[A run of records]
»»
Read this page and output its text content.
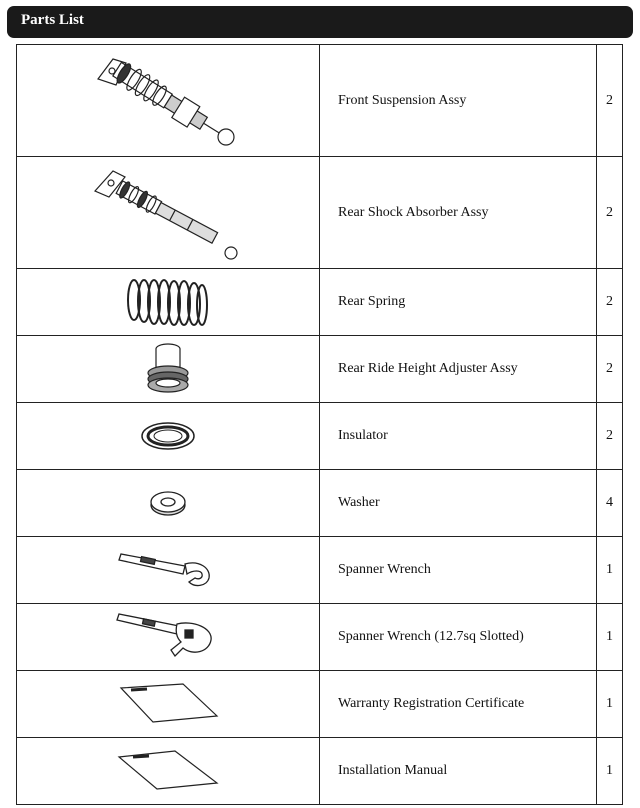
Parts List
	Front Suspension Assy	2

	Rear Shock Absorber Assy	2

	Rear Spring	2

	Rear Ride Height Adjuster Assy	2

	Insulator	2

	Washer	4

	Spanner Wrench	1

	Spanner Wrench (12.7sq Slotted)	1

	Warranty Registration Certificate	1

	Installation Manual	1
««
• **Do this**:
Make a verbatim copy of all the entries and strip out the pictures.

• **Answer to this exercise**:
Read this page and output its text content.
Parts List
	Front Suspension Assy	2

	Rear Shock Absorber Assy	2

	Rear Spring	2

	Rear Ride Height Adjuster Assy	2

	Insulator	2

	Washer	4

	Spanner Wrench	1

	Spanner Wrench (12.7sq Slotted)	1

	Warranty Registration Certificate	1

	Installation Manual	1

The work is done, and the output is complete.